根据下面计算字符串距离的题解回答：
1. 作者说优化后最终所需空间是多少？
2. 函数 get_diff2 中，当 s1 为空字符串时返回什么？
3. 变量 dp1、dp2 旁的注释说明它们用来做什么？

» 文本节选:
▬▬▬
题解 | #计算字符串的距离#

再优化一点儿，最后所需空间为O(N)

#include <stdio.h>
#include <string.h>

int min(int a ,int b)
{
    return ((a)>(b)?(b):(a));
}

int get_diff2(char* s1, char* s2)
{
    int len1 = strlen(s1);
    int len2 = strlen(s2);
    int *dp = (int*)malloc(sizeof(int*)*(len2+1));
    //int *dp2 = (int*)malloc(sizeof(int*)*(len2+1));
    int i,j;
    int tmp1,tmp2,tmp3;
    int dp1,dp2; //优化空间用
    
    if(*s1=='\0')
        return strlen(s2);
    if(*s2=='\0')
        return strlen(s1);
    
    for (j=0; j<=len2; j++) 
        dp[j] = j;

    for (i=1; i<=len1; i++)
    {
        dp1=i;
        for(j=1; j<=len2; j++)
▬▬▬
集合中存储的条目:
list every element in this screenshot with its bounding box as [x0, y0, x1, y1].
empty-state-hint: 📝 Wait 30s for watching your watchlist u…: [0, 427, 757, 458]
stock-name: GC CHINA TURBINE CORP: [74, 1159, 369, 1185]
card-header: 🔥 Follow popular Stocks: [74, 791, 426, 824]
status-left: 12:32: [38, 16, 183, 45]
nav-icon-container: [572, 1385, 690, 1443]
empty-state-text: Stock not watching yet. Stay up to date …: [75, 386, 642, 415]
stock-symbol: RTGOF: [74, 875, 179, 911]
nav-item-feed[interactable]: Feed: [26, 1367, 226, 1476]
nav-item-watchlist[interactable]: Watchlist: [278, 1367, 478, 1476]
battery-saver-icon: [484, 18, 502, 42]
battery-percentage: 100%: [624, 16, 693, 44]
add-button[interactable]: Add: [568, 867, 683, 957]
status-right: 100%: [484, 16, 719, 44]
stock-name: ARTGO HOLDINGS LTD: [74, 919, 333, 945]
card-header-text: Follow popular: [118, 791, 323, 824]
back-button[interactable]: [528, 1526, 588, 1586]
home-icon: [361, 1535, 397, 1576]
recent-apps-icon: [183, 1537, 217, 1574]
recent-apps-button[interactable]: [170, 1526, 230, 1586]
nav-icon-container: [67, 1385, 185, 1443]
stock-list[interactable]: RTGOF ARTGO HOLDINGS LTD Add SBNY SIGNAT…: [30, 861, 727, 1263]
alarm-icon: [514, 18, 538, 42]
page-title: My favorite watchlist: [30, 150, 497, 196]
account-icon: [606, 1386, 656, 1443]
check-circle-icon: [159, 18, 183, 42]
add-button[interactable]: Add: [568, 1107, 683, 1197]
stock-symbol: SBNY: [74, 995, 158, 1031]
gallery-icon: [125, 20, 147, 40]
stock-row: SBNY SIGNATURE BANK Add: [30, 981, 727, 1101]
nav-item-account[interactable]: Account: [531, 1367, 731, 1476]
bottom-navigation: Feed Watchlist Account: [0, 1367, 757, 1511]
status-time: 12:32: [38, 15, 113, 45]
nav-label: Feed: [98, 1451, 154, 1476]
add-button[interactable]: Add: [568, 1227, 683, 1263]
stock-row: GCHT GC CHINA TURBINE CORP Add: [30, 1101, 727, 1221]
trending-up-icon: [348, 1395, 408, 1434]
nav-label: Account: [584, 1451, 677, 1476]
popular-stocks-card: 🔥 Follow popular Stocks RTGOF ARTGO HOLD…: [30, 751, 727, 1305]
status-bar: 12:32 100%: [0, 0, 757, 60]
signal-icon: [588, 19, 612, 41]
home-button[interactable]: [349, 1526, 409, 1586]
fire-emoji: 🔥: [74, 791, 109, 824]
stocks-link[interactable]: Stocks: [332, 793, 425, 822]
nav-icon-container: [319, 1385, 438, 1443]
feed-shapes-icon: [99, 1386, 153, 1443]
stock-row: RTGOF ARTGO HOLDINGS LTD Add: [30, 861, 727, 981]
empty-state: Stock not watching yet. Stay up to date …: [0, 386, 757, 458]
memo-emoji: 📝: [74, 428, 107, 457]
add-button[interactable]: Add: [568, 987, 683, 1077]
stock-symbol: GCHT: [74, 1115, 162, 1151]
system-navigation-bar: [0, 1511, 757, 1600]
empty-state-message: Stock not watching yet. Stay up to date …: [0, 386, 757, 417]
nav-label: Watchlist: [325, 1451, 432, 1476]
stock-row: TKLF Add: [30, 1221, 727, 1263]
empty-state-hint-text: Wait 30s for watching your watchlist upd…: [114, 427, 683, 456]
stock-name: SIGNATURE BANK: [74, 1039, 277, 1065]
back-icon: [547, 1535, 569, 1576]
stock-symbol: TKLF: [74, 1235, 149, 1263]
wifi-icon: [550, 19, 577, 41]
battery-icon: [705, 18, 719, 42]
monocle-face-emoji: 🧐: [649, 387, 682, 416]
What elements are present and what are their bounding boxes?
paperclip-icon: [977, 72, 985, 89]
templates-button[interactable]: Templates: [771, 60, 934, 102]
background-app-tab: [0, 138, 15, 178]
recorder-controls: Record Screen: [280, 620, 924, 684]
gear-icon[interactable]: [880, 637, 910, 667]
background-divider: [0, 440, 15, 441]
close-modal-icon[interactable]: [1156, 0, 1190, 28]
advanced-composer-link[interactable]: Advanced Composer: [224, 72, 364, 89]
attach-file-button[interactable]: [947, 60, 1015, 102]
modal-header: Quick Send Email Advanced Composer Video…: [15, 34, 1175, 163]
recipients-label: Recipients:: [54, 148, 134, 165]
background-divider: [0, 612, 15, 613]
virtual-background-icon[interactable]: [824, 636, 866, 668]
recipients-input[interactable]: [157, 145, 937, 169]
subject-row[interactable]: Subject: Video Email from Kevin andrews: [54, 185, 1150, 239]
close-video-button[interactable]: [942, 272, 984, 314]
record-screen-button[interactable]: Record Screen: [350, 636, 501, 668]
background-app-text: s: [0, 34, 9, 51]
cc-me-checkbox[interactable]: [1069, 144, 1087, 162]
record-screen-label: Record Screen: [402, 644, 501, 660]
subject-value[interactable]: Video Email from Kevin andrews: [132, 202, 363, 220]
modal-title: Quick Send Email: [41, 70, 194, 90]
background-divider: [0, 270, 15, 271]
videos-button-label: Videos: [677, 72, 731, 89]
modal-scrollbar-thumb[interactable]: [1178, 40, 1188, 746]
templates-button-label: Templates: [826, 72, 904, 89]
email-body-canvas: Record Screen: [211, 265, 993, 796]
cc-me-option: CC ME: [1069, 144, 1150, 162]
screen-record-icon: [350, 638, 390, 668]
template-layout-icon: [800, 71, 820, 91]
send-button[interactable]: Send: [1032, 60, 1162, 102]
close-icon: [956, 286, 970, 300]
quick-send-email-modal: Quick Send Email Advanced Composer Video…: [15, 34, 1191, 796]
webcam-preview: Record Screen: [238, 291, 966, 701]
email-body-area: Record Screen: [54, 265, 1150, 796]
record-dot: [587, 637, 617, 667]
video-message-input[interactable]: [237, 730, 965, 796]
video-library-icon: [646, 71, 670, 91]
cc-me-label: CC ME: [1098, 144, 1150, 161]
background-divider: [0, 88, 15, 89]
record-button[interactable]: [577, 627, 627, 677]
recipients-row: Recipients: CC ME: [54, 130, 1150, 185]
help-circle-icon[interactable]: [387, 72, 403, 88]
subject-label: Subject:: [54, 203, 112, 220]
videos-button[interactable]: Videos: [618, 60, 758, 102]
▬▬▬
» 最终结果:
1. O(N)。
2. 返回 strlen(s2)，即 s2 的长度。
3. 优化空间用。